### [RECORD LIST]
>>

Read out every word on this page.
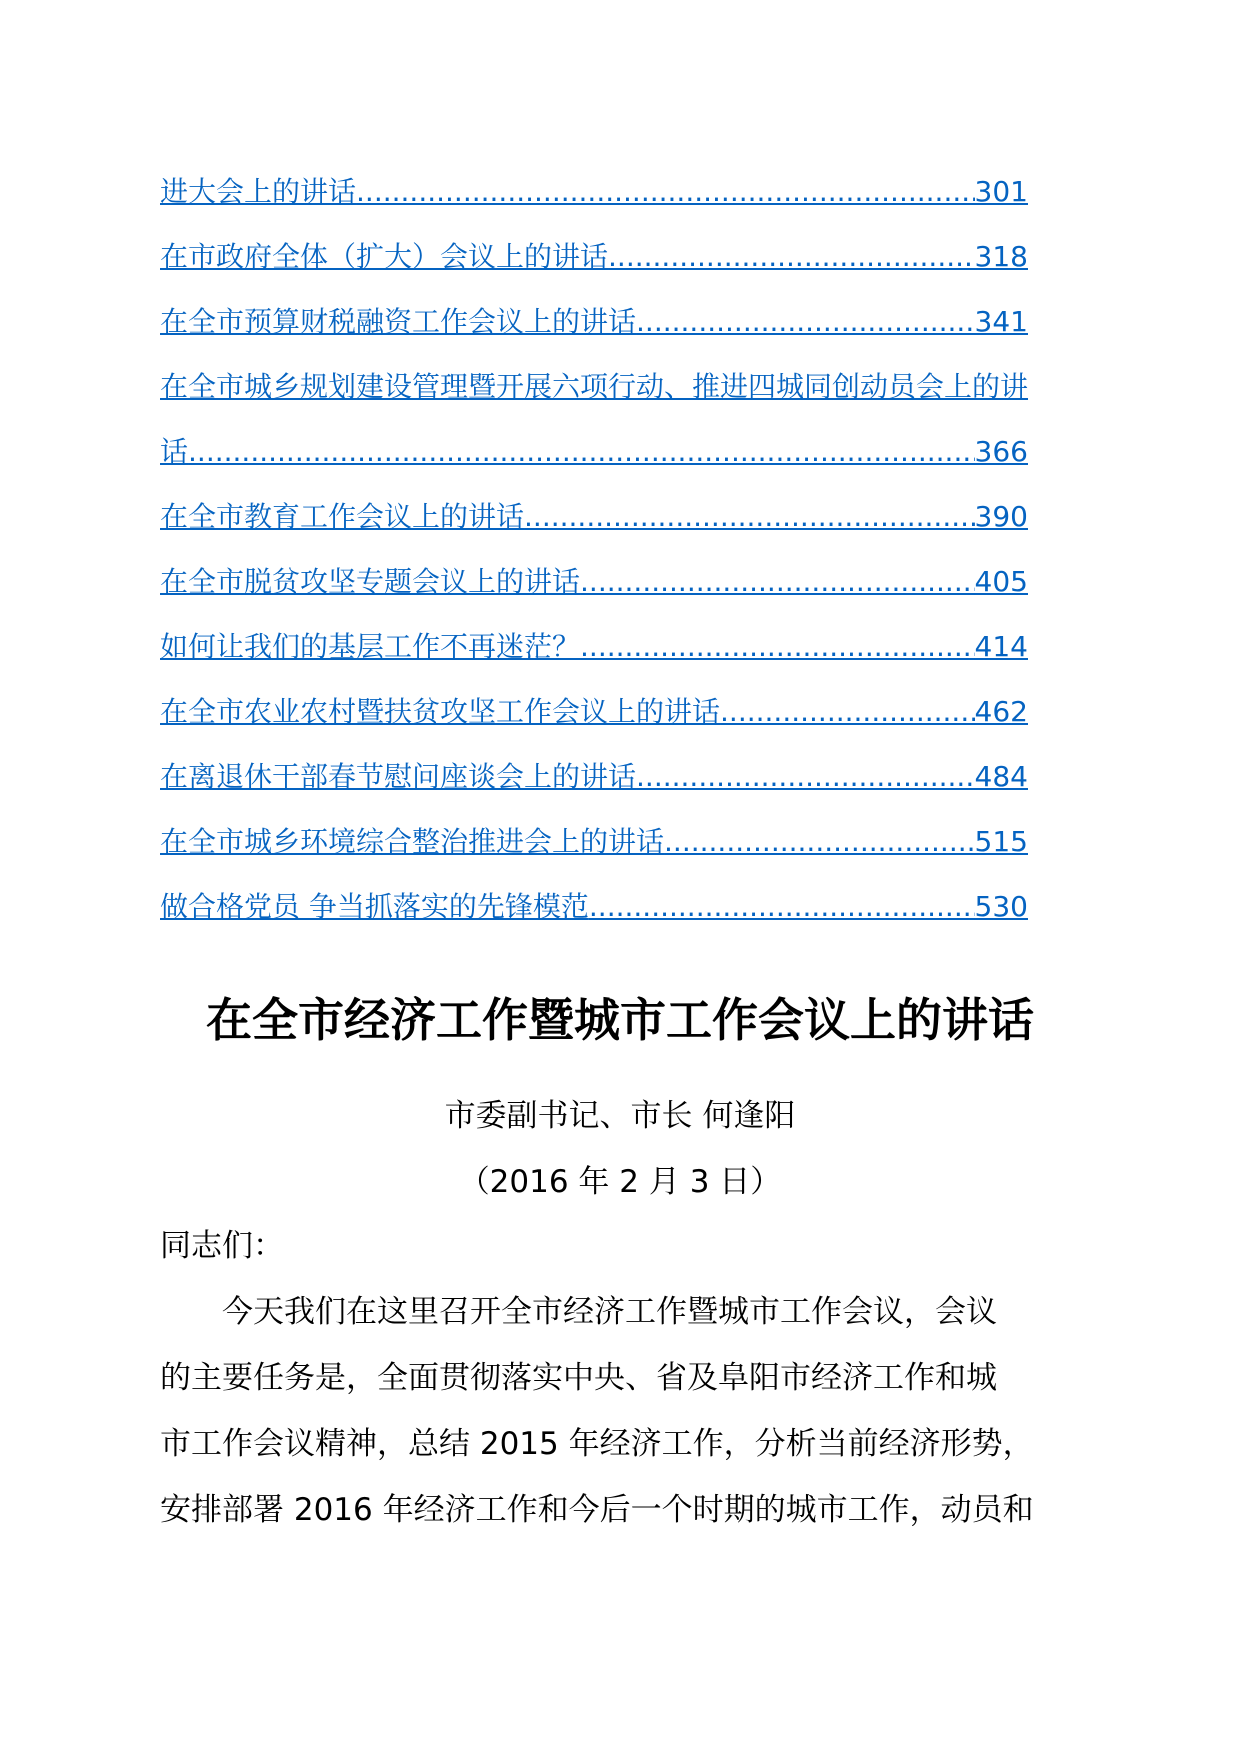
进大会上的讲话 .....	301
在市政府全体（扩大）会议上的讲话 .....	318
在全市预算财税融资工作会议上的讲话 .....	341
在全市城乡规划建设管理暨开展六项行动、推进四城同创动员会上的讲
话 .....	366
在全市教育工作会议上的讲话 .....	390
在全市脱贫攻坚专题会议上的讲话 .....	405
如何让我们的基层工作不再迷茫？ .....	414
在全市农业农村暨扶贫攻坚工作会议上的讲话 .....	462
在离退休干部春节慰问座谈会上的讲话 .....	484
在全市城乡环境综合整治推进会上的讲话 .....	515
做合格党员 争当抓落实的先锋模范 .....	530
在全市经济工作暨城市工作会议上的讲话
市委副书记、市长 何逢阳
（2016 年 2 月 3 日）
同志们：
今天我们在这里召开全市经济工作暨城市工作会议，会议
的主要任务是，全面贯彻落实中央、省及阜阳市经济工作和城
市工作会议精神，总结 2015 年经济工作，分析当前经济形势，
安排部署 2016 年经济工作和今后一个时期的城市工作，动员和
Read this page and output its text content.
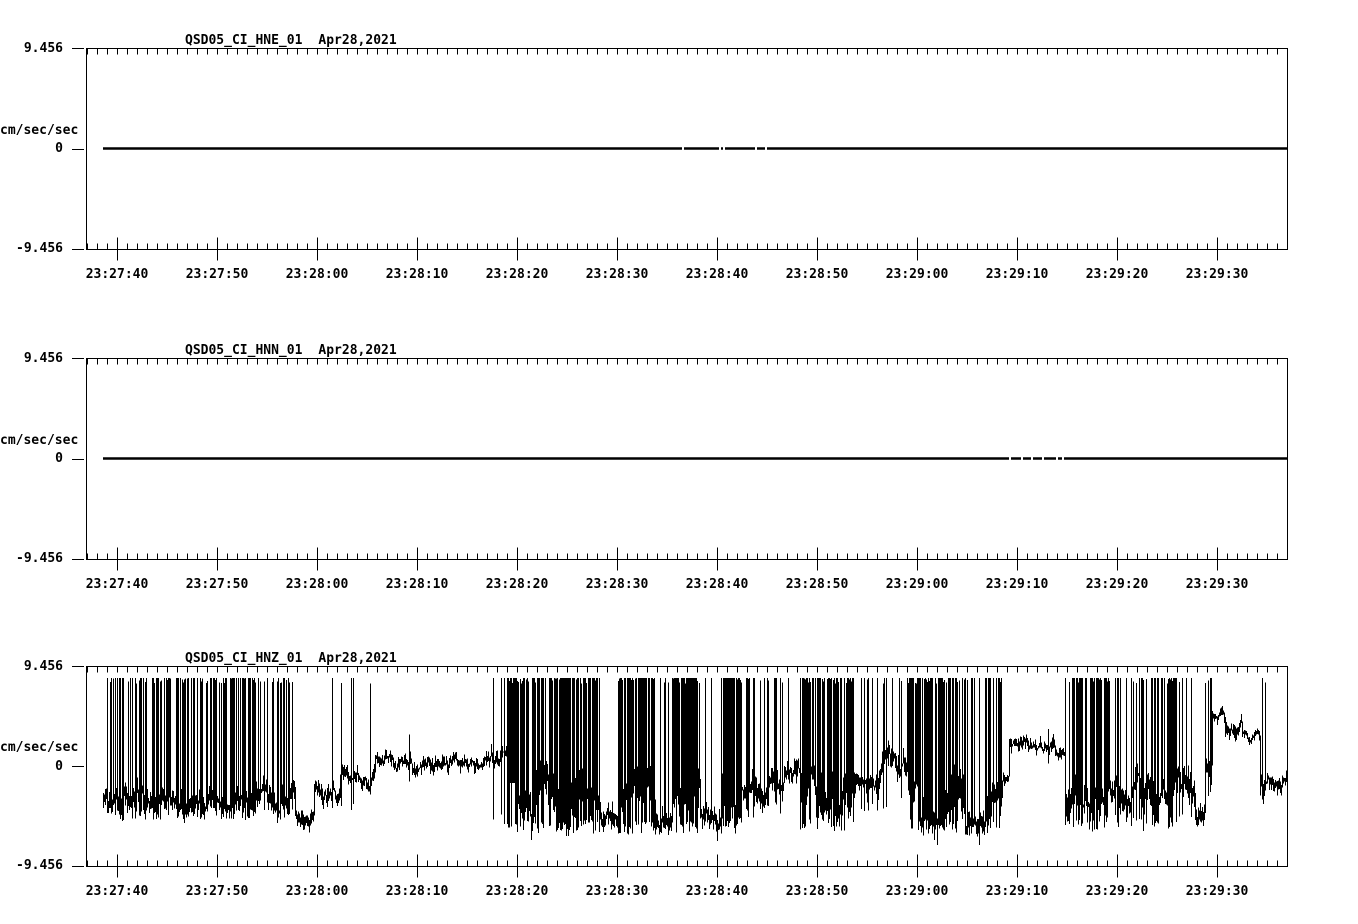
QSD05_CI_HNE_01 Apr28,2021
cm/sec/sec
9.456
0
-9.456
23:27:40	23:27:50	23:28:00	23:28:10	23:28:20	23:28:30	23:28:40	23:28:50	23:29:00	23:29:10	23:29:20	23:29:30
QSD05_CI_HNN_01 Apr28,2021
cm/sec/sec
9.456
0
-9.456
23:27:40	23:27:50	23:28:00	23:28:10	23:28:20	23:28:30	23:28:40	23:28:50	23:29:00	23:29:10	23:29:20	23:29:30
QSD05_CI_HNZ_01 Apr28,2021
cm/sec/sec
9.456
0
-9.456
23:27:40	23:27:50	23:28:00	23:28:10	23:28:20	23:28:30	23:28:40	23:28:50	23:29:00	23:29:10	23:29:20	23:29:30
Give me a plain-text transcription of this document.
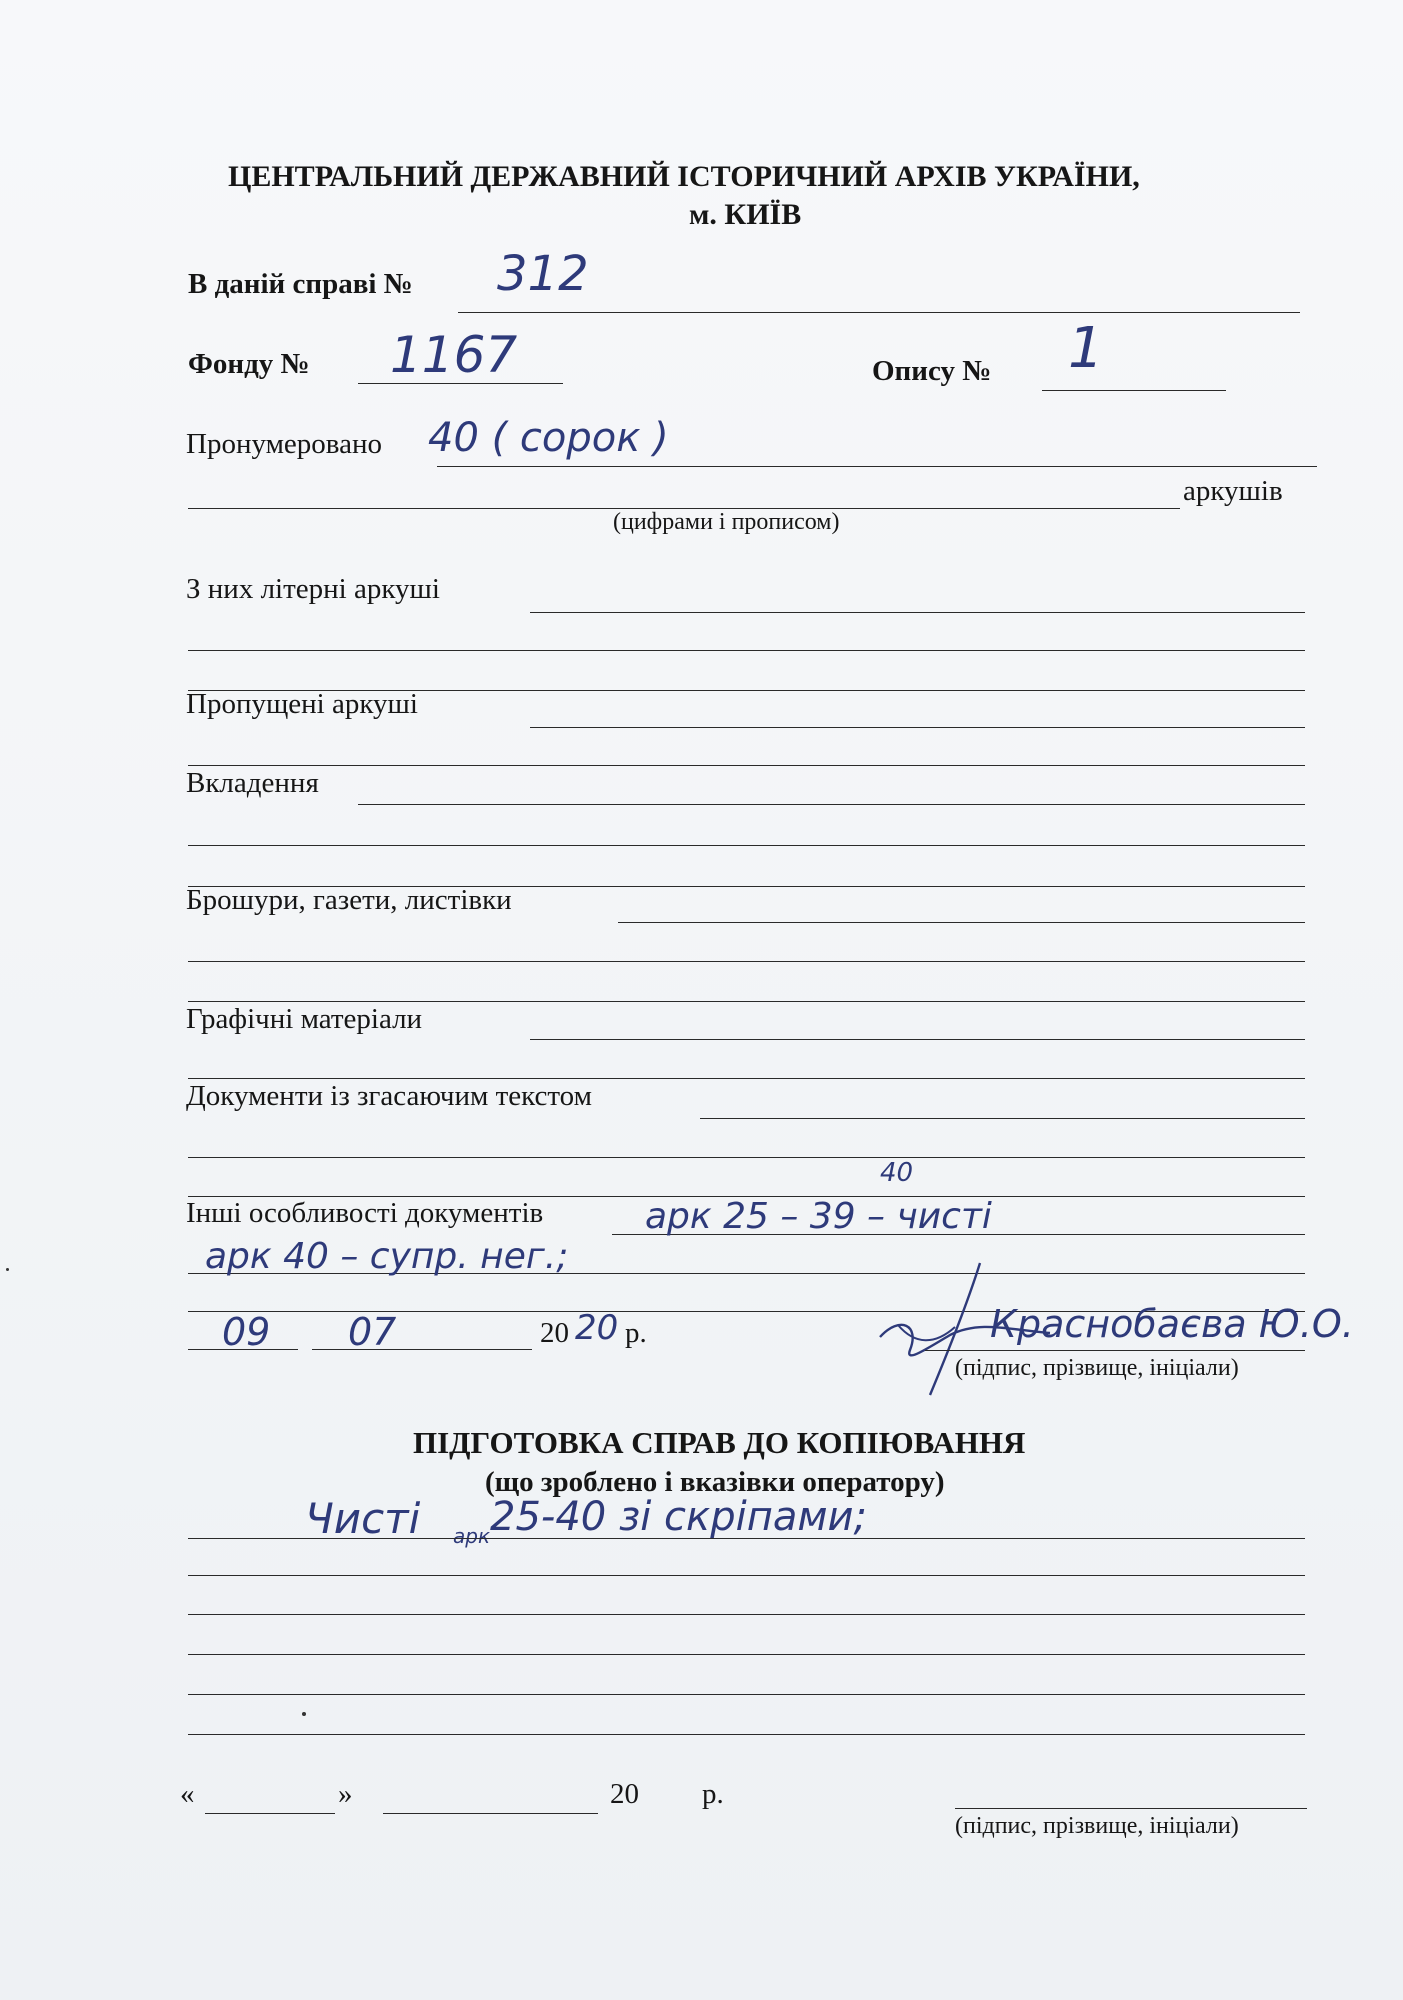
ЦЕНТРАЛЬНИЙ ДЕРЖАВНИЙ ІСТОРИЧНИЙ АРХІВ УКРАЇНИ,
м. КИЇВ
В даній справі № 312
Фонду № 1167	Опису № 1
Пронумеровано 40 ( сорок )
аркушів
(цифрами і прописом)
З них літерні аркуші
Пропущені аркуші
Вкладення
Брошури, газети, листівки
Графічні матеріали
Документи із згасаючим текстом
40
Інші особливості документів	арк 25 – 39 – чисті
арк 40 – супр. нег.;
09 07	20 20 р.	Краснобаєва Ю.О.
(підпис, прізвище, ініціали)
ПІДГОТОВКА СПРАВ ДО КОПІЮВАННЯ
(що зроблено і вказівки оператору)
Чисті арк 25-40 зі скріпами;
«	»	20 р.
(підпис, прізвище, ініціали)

<<

Omit every image. Quote each record exactly.

Read out every word on this page.
进大会上的讲话 .....	301
在市政府全体（扩大）会议上的讲话 .....	318
在全市预算财税融资工作会议上的讲话 .....	341
在全市城乡规划建设管理暨开展六项行动、推进四城同创动员会上的讲
话 .....	366
在全市教育工作会议上的讲话 .....	390
在全市脱贫攻坚专题会议上的讲话 .....	405
如何让我们的基层工作不再迷茫？ .....	414
在全市农业农村暨扶贫攻坚工作会议上的讲话 .....	462
在离退休干部春节慰问座谈会上的讲话 .....	484
在全市城乡环境综合整治推进会上的讲话 .....	515
做合格党员 争当抓落实的先锋模范 .....	530
在全市经济工作暨城市工作会议上的讲话
市委副书记、市长 何逢阳
（2016 年 2 月 3 日）
同志们：
今天我们在这里召开全市经济工作暨城市工作会议，会议
的主要任务是，全面贯彻落实中央、省及阜阳市经济工作和城
市工作会议精神，总结 2015 年经济工作，分析当前经济形势，
安排部署 2016 年经济工作和今后一个时期的城市工作，动员和
Read this page and output its text content.
QSD05_CI_HNE_01 Apr28,2021
cm/sec/sec
9.456
0
-9.456
23:27:40	23:27:50	23:28:00	23:28:10	23:28:20	23:28:30	23:28:40	23:28:50	23:29:00	23:29:10	23:29:20	23:29:30
QSD05_CI_HNN_01 Apr28,2021
cm/sec/sec
9.456
0
-9.456
23:27:40	23:27:50	23:28:00	23:28:10	23:28:20	23:28:30	23:28:40	23:28:50	23:29:00	23:29:10	23:29:20	23:29:30
QSD05_CI_HNZ_01 Apr28,2021
cm/sec/sec
9.456
0
-9.456
23:27:40	23:27:50	23:28:00	23:28:10	23:28:20	23:28:30	23:28:40	23:28:50	23:29:00	23:29:10	23:29:20	23:29:30
Give me a plain-text transcription of this document.
ЦЕНТРАЛЬНИЙ ДЕРЖАВНИЙ ІСТОРИЧНИЙ АРХІВ УКРАЇНИ,
м. КИЇВ
В даній справі № 312
Фонду № 1167	Опису № 1
Пронумеровано 40 ( сорок )
аркушів
(цифрами і прописом)
З них літерні аркуші
Пропущені аркуші
Вкладення
Брошури, газети, листівки
Графічні матеріали
Документи із згасаючим текстом
40
Інші особливості документів	арк 25 – 39 – чисті
арк 40 – супр. нег.;
09 07	20 20 р.	Краснобаєва Ю.О.
(підпис, прізвище, ініціали)
ПІДГОТОВКА СПРАВ ДО КОПІЮВАННЯ
(що зроблено і вказівки оператору)
Чисті арк 25-40 зі скріпами;
«	»	20 р.
(підпис, прізвище, ініціали)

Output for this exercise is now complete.